Every line below that contains "this" is to be copied.
[start of RECORD LIST]
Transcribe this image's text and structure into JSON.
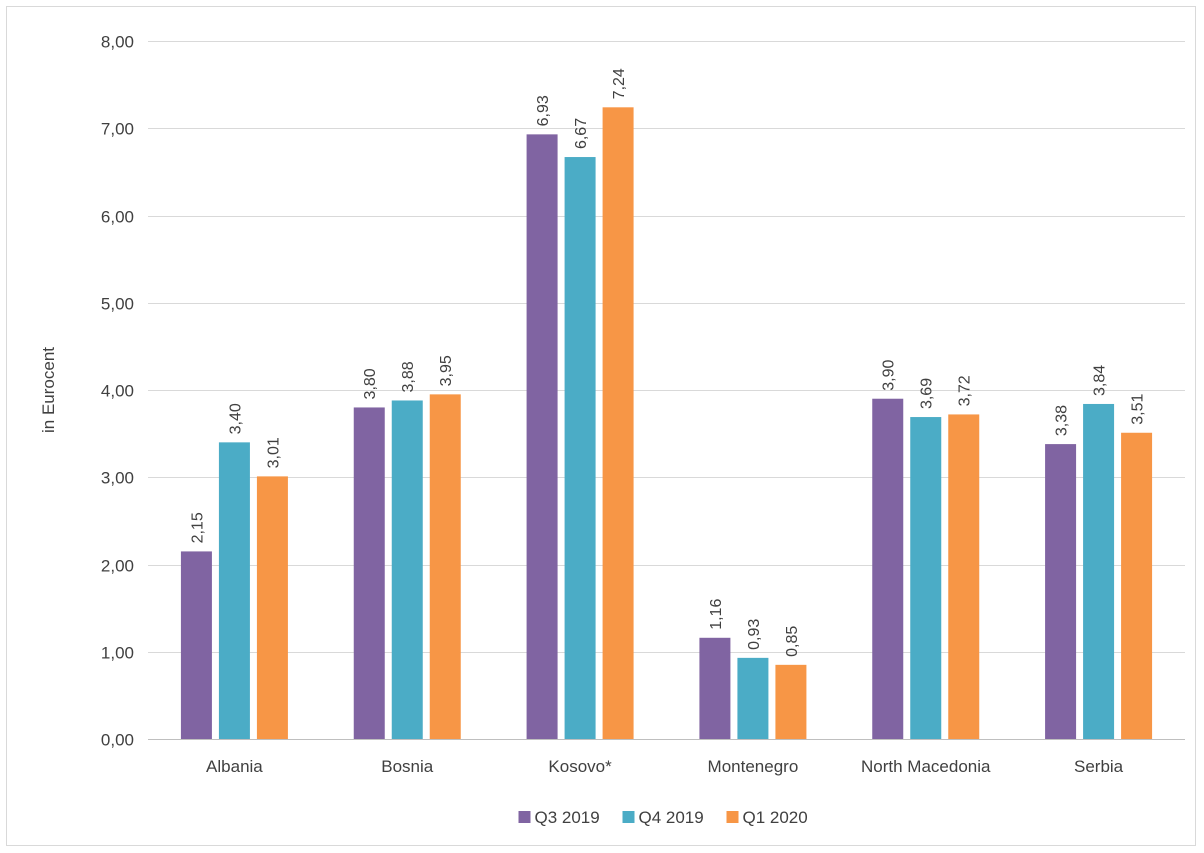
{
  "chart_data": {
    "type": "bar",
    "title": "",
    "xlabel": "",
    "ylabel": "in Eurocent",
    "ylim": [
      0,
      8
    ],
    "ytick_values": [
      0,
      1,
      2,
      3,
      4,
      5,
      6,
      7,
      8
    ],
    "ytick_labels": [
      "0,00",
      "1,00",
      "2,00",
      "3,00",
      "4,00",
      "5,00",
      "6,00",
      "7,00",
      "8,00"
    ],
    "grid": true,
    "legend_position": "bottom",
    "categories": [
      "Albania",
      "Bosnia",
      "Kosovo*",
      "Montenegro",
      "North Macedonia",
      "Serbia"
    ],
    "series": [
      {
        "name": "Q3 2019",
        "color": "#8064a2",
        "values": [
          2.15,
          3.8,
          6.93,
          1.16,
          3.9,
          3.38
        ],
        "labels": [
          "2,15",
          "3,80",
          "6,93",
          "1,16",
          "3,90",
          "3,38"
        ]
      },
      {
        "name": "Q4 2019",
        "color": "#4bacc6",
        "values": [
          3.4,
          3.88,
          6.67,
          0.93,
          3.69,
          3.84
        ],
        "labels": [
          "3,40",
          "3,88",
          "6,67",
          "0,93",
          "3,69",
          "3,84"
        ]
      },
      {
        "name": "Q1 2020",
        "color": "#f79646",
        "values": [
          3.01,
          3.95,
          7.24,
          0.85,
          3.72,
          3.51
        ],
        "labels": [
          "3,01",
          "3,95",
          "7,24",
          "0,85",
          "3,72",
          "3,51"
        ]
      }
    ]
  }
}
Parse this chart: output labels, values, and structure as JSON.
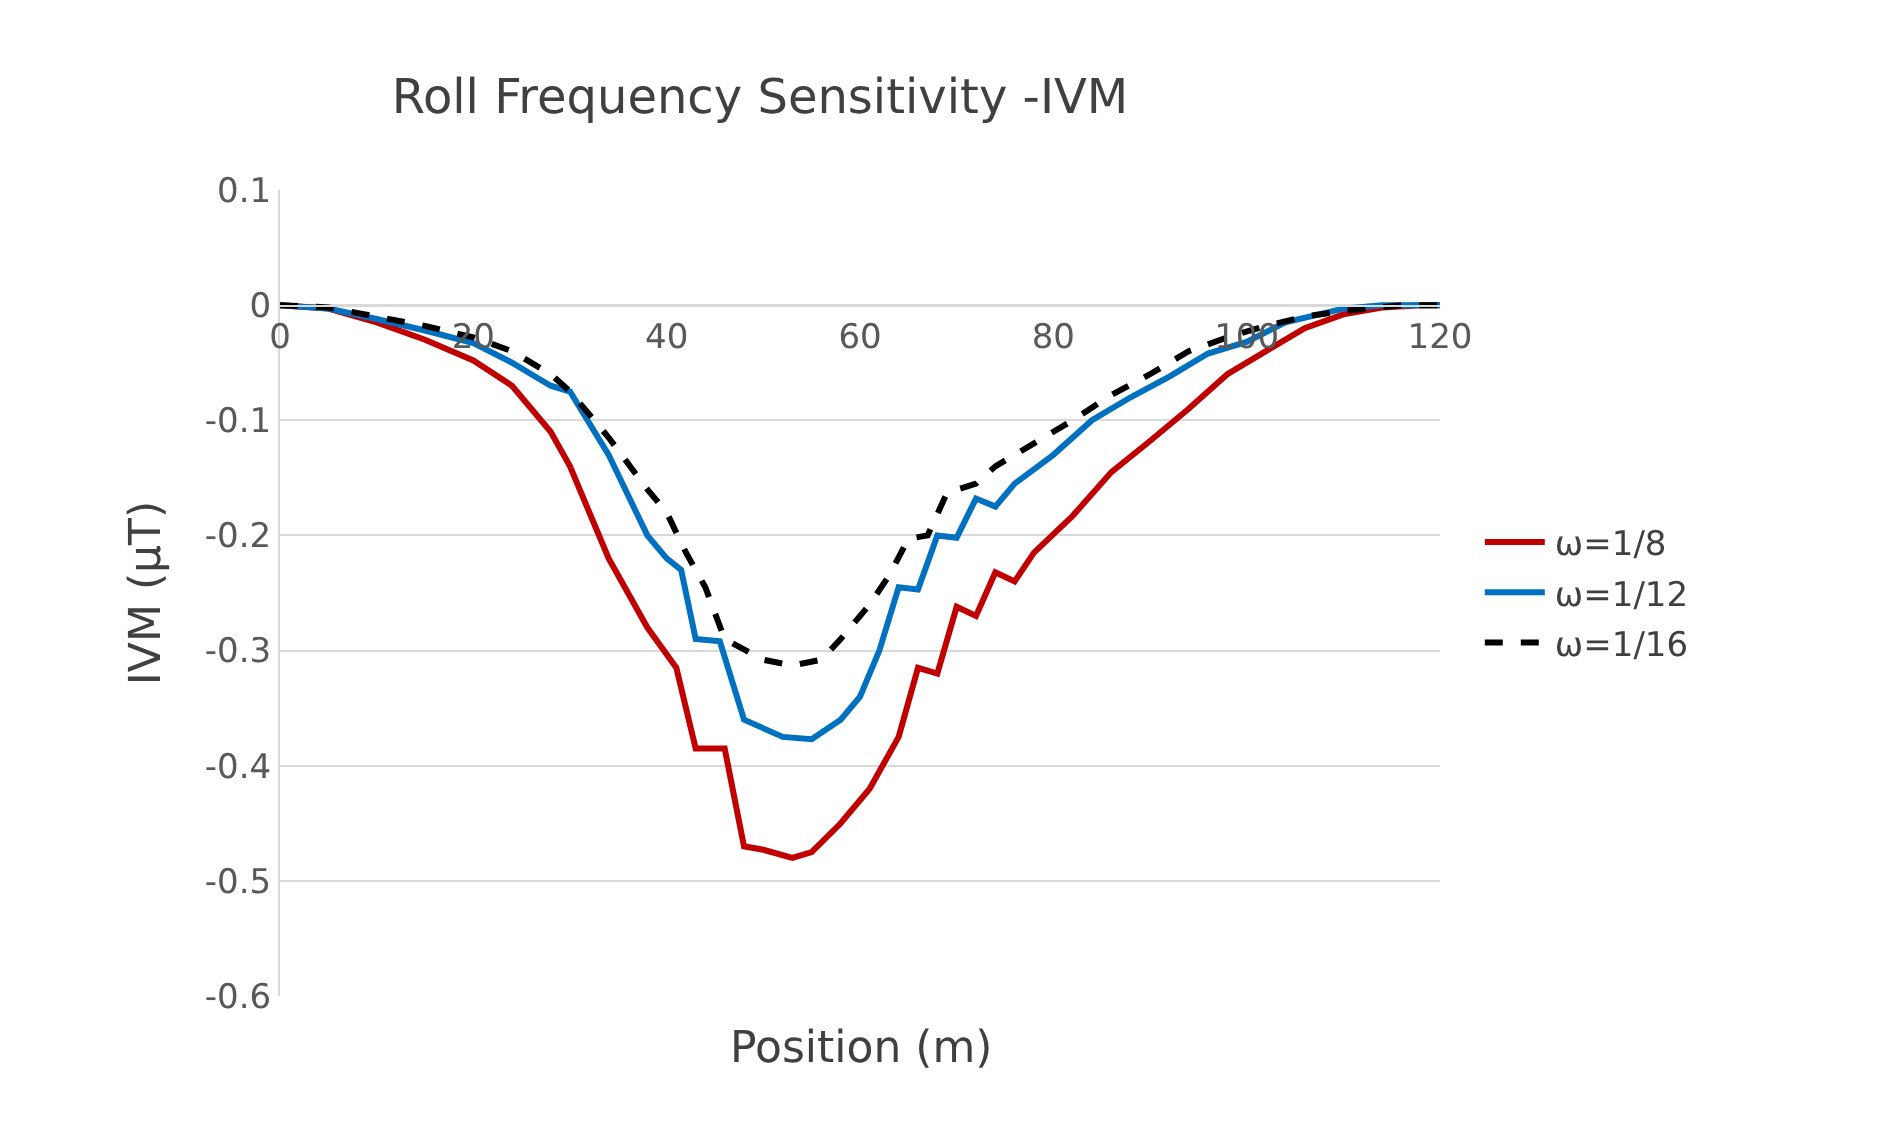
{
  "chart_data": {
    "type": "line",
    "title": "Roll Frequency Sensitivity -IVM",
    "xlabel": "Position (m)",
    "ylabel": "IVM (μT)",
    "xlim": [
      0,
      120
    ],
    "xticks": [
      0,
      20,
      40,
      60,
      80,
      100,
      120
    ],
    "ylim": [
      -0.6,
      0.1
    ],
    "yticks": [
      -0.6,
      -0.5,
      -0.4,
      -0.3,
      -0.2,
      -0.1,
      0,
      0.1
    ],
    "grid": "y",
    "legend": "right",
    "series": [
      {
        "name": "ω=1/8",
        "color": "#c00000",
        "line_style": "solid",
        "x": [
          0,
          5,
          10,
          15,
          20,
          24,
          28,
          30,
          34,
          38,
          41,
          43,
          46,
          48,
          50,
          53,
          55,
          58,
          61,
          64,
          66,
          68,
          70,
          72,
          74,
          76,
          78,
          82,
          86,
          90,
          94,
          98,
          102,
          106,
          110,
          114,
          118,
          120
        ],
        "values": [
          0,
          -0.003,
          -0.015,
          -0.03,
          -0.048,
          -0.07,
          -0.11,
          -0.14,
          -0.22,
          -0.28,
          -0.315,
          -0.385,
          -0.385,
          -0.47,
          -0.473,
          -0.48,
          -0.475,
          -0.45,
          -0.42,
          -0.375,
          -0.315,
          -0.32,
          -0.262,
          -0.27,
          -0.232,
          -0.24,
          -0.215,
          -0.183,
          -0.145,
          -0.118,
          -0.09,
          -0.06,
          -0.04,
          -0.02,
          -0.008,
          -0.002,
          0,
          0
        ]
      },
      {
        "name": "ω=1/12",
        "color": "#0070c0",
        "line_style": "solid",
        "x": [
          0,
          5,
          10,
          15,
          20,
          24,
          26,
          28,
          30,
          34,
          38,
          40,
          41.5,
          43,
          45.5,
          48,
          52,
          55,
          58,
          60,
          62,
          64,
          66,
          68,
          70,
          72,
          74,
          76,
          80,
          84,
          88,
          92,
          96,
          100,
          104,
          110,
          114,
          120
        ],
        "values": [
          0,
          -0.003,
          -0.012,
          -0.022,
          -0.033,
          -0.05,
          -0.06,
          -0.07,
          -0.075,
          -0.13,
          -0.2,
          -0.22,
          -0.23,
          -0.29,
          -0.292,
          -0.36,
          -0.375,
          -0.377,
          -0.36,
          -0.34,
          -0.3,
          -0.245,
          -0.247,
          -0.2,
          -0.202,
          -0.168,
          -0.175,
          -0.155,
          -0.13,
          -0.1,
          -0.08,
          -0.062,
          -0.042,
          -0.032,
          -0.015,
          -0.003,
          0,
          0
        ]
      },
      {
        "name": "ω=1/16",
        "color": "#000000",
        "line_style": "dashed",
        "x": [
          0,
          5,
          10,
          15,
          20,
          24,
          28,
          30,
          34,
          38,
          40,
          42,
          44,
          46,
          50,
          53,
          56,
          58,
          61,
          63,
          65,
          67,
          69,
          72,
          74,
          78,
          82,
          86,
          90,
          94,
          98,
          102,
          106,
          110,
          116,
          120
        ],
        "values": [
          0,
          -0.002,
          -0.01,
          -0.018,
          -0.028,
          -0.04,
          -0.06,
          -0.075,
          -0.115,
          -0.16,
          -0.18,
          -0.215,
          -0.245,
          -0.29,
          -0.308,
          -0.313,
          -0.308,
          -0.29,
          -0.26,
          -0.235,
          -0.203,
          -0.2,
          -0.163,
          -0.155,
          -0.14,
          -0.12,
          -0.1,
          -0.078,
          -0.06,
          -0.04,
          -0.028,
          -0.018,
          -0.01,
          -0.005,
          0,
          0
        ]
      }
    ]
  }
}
[end of RECORD LIST]
## ANSWER TO THE PROBLEM
Transcribe this image's text and structure into JSON.
Parse this chart: output labels, values, and structure as JSON.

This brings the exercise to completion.